| BRIEF 1 |
Determine whether each statement below agrees with the passage on bilingual worship, answering yes or no and quoting the deciding words of that passage: (a) the New Testament was written in Hebrew; (b) Maranatha is Aramaic for "Our Lord, Come!"; (c) the number of immigrants in our nations is declining.

| DOCUMENT TEXT |
## Begin
By: David Hoonjin Chai


In today’s congregations, diversity has become—or should become—a staple. The number of immigrants in our nations continues to rise. And we need to minister to them and invite them into God’s church. But we cannot honestly invite others into the church if we are not willing to provide services in their languages. Also, in immigrant churches, different languages are spoken within a single congregation by different generations; bilingual worship is necessary if these churches wish to worship together as a family.

The bilingual style of worship is not new; it has been present since the early church. The Old Testament was written in Hebrew, while the New Testament was written in Greek. Different languages were also employed in the liturgies of the early church, such as Maranatha, which is Aramaic for “Our Lord, Come!” and Halleluia, Hosanna, and Amen, which is Jewish synagogue language.
## End
| BRIEF 2 |
From the records, extract verbatim the lines beginning with the line that contains "sidebar-item-quick-set[interactable]: Quick Set" and continuing through the line that contains "column-header-src-address[interactable]: Src. Address", including both of those lines.

| Element region listings |
## Begin
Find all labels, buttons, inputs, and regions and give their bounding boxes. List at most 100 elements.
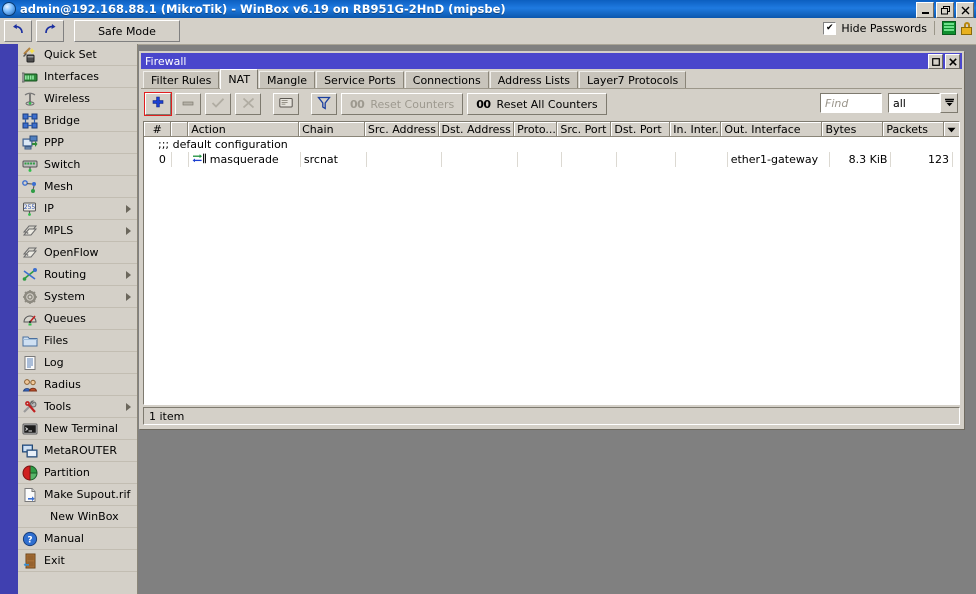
sidebar-item-quick-set[interactable]: Quick Set [18,44,137,66]
tab-filter-rules[interactable]: Filter Rules [143,71,220,88]
metarouter-icon [22,443,38,459]
column-header-src-address[interactable]: Src. Address [364,122,439,137]
sidebar-item-switch[interactable]: Switch [18,154,137,176]
minimize-button[interactable] [916,2,934,18]
restore-button[interactable] [936,2,954,18]
firewall-window: Firewall Filter Rules NAT Mangle Service… [139,51,964,429]
remove-rule-button[interactable] [175,93,201,115]
chevron-right-icon [126,226,131,235]
cell-bytes: 8.3 KiB [830,152,892,167]
files-folder-icon [22,333,38,349]
add-rule-button[interactable] [144,92,172,116]
sidebar-item-label: OpenFlow [44,246,99,259]
sidebar-item-make-supout[interactable]: Make Supout.rif [18,484,137,506]
undo-button[interactable] [4,20,32,42]
sidebar-item-new-terminal[interactable]: New Terminal [18,418,137,440]
radius-users-icon [22,377,38,393]
column-header-bytes[interactable]: Bytes [822,122,884,137]
sidebar-item-mesh[interactable]: Mesh [18,176,137,198]
blank-icon [22,509,38,525]
find-input[interactable]: Find [820,93,882,113]
sidebar-item-metarouter[interactable]: MetaROUTER [18,440,137,462]
table-comment-row[interactable]: ;;; default configuration [144,137,959,152]
sidebar-item-label: Log [44,356,64,369]
filter-scope-dropdown-button[interactable] [940,93,958,113]
safe-mode-label: Safe Mode [98,24,156,38]
tab-layer7-protocols[interactable]: Layer7 Protocols [579,71,687,88]
column-header-chain[interactable]: Chain [299,122,365,137]
tab-nat[interactable]: NAT [220,69,259,89]
table-row[interactable]: 0 masquerade srcnat ether1-gateway 8.3 K… [144,152,959,167]
winbox-logo-icon [2,2,16,16]
reset-all-counters-button[interactable]: 00 Reset All Counters [467,93,607,115]
sidebar-item-system[interactable]: System [18,286,137,308]
safe-mode-button[interactable]: Safe Mode [74,20,180,42]
tab-connections[interactable]: Connections [404,71,489,88]
main-toolbar: Safe Mode ✔ Hide Passwords [0,18,976,45]
switch-icon [22,157,38,173]
column-header-action[interactable]: Action [188,122,300,137]
hide-passwords-checkbox[interactable]: ✔ [823,21,837,35]
column-header-dst-address[interactable]: Dst. Address [438,122,515,137]
counter-glyph: 00 [350,97,365,111]
sidebar-item-ppp[interactable]: PPP [18,132,137,154]
firewall-close-button[interactable] [945,54,960,69]
sidebar-item-mpls[interactable]: MPLS [18,220,137,242]
column-header-dst-port[interactable]: Dst. Port [611,122,671,137]
sidebar-item-new-winbox[interactable]: New WinBox [18,506,137,528]
nat-rules-table: # Action Chain Src. Address Dst. Address… [143,121,960,405]
tab-label: Address Lists [497,73,571,87]
sidebar-item-tools[interactable]: Tools [18,396,137,418]
sidebar-item-routing[interactable]: Routing [18,264,137,286]
tab-mangle[interactable]: Mangle [259,71,316,88]
sidebar-item-files[interactable]: Files [18,330,137,352]
sidebar-item-radius[interactable]: Radius [18,374,137,396]
firewall-statusbar: 1 item [143,407,960,425]
sidebar-item-log[interactable]: Log [18,352,137,374]
mpls-icon [22,223,38,239]
disable-rule-button[interactable] [235,93,261,115]
firewall-tabs: Filter Rules NAT Mangle Service Ports Co… [141,69,962,89]
column-header-in-interface[interactable]: In. Inter... [670,122,722,137]
firewall-titlebar[interactable]: Firewall [141,53,962,69]
plus-icon [151,96,165,113]
sidebar-item-label: Interfaces [44,70,99,83]
cell-dst-port [617,152,677,167]
column-header-src-port[interactable]: Src. Port [557,122,612,137]
sidebar-item-queues[interactable]: Queues [18,308,137,330]
column-header-packets[interactable]: Packets [883,122,945,137]
redo-button[interactable] [36,20,64,42]
tab-service-ports[interactable]: Service Ports [316,71,404,88]
cell-chain: srcnat [301,152,368,167]
column-header-out-interface[interactable]: Out. Interface [721,122,823,137]
close-button[interactable] [956,2,974,18]
reset-counters-label: Reset Counters [370,97,455,111]
sidebar-item-openflow[interactable]: OpenFlow [18,242,137,264]
firewall-restore-button[interactable] [928,54,943,69]
sidebar-item-bridge[interactable]: Bridge [18,110,137,132]
chevron-right-icon [126,204,131,213]
sidebar-item-exit[interactable]: Exit [18,550,137,572]
tab-address-lists[interactable]: Address Lists [489,71,579,88]
sidebar-accent-strip [0,44,18,594]
column-header-flags[interactable] [171,122,189,137]
filter-button[interactable] [311,93,337,115]
sidebar-item-partition[interactable]: Partition [18,462,137,484]
sidebar-item-ip[interactable]: 255 IP [18,198,137,220]
column-header-protocol[interactable]: Proto... [514,122,558,137]
sidebar-menu: Quick Set Interfaces Wireless Bridge PPP… [18,44,138,594]
sidebar-item-manual[interactable]: ? Manual [18,528,137,550]
sidebar-item-interfaces[interactable]: Interfaces [18,66,137,88]
interfaces-icon [22,69,38,85]
tab-label: Filter Rules [151,73,212,87]
column-header-number[interactable]: # [144,122,172,137]
chevron-down-icon [947,123,956,136]
enable-rule-button[interactable] [205,93,231,115]
terminal-icon [22,421,38,437]
filter-scope-select[interactable]: all [888,93,940,113]
column-chooser-button[interactable] [944,122,959,137]
comment-button[interactable] [273,93,299,115]
find-placeholder: Find [825,96,849,110]
reset-counters-button[interactable]: 00 Reset Counters [341,93,464,115]
sidebar-item-wireless[interactable]: Wireless [18,88,137,110]
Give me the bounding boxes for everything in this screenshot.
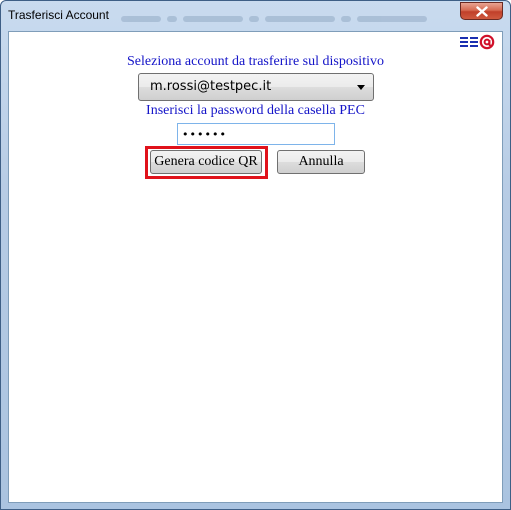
dialog-content: Seleziona account da trasferire sul disp… (8, 31, 503, 503)
pec-mail-logo-icon (460, 34, 495, 50)
password-prompt-label: Inserisci la password della casella PEC (146, 103, 365, 118)
account-prompt-label: Seleziona account da trasferire sul disp… (127, 54, 384, 69)
dialog-window: Trasferisci Account Seleziona account da… (0, 0, 511, 510)
account-select[interactable]: m.rossi@testpec.it (138, 73, 374, 101)
close-button[interactable] (460, 2, 503, 20)
close-icon (476, 6, 488, 17)
cancel-button[interactable]: Annulla (277, 150, 365, 174)
chevron-down-icon (357, 85, 365, 90)
background-window-blur (121, 9, 481, 23)
password-field[interactable] (177, 123, 335, 145)
account-select-value: m.rossi@testpec.it (150, 79, 272, 94)
title-bar[interactable]: Trasferisci Account (1, 1, 510, 31)
window-title: Trasferisci Account (8, 8, 109, 22)
generate-qr-button[interactable]: Genera codice QR (150, 150, 262, 174)
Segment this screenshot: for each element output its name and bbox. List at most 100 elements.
## End
| RIGHT ANSWER 1 |
(a) No: "the New Testament was written in Greek."
(b) Yes: "Maranatha, which is Aramaic for “Our Lord, Come!”"
(c) No: "The number of immigrants in our nations continues to rise."

| RIGHT ANSWER 2 |
sidebar-item-quick-set[interactable]: Quick Set [18,44,137,66]
tab-filter-rules[interactable]: Filter Rules [143,71,220,88]
metarouter-icon [22,443,38,459]
column-header-src-address[interactable]: Src. Address [364,122,439,137]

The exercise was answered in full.